Figure dataset records:
•••••

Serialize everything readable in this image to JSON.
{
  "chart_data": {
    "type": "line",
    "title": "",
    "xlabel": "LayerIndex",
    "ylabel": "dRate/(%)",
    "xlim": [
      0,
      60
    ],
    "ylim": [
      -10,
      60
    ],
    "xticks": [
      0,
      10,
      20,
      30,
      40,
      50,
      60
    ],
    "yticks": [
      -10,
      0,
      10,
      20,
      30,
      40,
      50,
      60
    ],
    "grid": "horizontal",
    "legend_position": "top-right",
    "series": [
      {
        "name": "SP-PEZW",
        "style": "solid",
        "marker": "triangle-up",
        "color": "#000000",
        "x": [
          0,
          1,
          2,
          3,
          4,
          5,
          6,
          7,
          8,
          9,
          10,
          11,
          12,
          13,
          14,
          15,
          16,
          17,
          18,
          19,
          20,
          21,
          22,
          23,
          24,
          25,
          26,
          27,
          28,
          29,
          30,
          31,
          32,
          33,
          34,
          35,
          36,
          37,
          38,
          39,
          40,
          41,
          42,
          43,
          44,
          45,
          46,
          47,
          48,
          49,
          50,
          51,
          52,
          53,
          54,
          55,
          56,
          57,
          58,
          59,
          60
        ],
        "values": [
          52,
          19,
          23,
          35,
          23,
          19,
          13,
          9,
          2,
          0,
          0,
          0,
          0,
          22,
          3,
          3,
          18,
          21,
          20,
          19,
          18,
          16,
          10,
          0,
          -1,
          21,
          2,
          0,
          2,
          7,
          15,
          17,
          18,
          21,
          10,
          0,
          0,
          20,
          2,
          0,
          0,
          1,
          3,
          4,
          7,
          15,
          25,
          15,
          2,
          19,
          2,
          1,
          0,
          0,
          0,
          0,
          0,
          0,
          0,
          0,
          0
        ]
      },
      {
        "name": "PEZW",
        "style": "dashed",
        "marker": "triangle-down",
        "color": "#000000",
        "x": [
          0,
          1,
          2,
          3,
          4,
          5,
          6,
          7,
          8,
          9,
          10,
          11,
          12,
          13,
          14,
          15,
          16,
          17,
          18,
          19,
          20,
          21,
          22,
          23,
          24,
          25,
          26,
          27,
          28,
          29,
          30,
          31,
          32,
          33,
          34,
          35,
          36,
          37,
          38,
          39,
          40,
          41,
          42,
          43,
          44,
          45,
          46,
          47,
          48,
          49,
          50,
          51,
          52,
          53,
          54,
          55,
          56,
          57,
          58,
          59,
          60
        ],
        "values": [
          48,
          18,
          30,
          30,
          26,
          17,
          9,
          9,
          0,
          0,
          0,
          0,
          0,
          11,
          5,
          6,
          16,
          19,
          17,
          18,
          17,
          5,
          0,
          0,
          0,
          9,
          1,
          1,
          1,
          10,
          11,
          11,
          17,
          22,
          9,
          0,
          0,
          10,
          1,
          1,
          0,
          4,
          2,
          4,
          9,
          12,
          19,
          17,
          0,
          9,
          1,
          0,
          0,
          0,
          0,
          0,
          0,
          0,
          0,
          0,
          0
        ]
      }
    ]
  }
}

•••••

Each entry above is to be quoted exactly.

Answer to the problem:
Serialize everything readable in this image to JSON.
{
  "chart_data": {
    "type": "line",
    "title": "",
    "xlabel": "LayerIndex",
    "ylabel": "dRate/(%)",
    "xlim": [
      0,
      60
    ],
    "ylim": [
      -10,
      60
    ],
    "xticks": [
      0,
      10,
      20,
      30,
      40,
      50,
      60
    ],
    "yticks": [
      -10,
      0,
      10,
      20,
      30,
      40,
      50,
      60
    ],
    "grid": "horizontal",
    "legend_position": "top-right",
    "series": [
      {
        "name": "SP-PEZW",
        "style": "solid",
        "marker": "triangle-up",
        "color": "#000000",
        "x": [
          0,
          1,
          2,
          3,
          4,
          5,
          6,
          7,
          8,
          9,
          10,
          11,
          12,
          13,
          14,
          15,
          16,
          17,
          18,
          19,
          20,
          21,
          22,
          23,
          24,
          25,
          26,
          27,
          28,
          29,
          30,
          31,
          32,
          33,
          34,
          35,
          36,
          37,
          38,
          39,
          40,
          41,
          42,
          43,
          44,
          45,
          46,
          47,
          48,
          49,
          50,
          51,
          52,
          53,
          54,
          55,
          56,
          57,
          58,
          59,
          60
        ],
        "values": [
          52,
          19,
          23,
          35,
          23,
          19,
          13,
          9,
          2,
          0,
          0,
          0,
          0,
          22,
          3,
          3,
          18,
          21,
          20,
          19,
          18,
          16,
          10,
          0,
          -1,
          21,
          2,
          0,
          2,
          7,
          15,
          17,
          18,
          21,
          10,
          0,
          0,
          20,
          2,
          0,
          0,
          1,
          3,
          4,
          7,
          15,
          25,
          15,
          2,
          19,
          2,
          1,
          0,
          0,
          0,
          0,
          0,
          0,
          0,
          0,
          0
        ]
      },
      {
        "name": "PEZW",
        "style": "dashed",
        "marker": "triangle-down",
        "color": "#000000",
        "x": [
          0,
          1,
          2,
          3,
          4,
          5,
          6,
          7,
          8,
          9,
          10,
          11,
          12,
          13,
          14,
          15,
          16,
          17,
          18,
          19,
          20,
          21,
          22,
          23,
          24,
          25,
          26,
          27,
          28,
          29,
          30,
          31,
          32,
          33,
          34,
          35,
          36,
          37,
          38,
          39,
          40,
          41,
          42,
          43,
          44,
          45,
          46,
          47,
          48,
          49,
          50,
          51,
          52,
          53,
          54,
          55,
          56,
          57,
          58,
          59,
          60
        ],
        "values": [
          48,
          18,
          30,
          30,
          26,
          17,
          9,
          9,
          0,
          0,
          0,
          0,
          0,
          11,
          5,
          6,
          16,
          19,
          17,
          18,
          17,
          5,
          0,
          0,
          0,
          9,
          1,
          1,
          1,
          10,
          11,
          11,
          17,
          22,
          9,
          0,
          0,
          10,
          1,
          1,
          0,
          4,
          2,
          4,
          9,
          12,
          19,
          17,
          0,
          9,
          1,
          0,
          0,
          0,
          0,
          0,
          0,
          0,
          0,
          0,
          0
        ]
      }
    ]
  }
}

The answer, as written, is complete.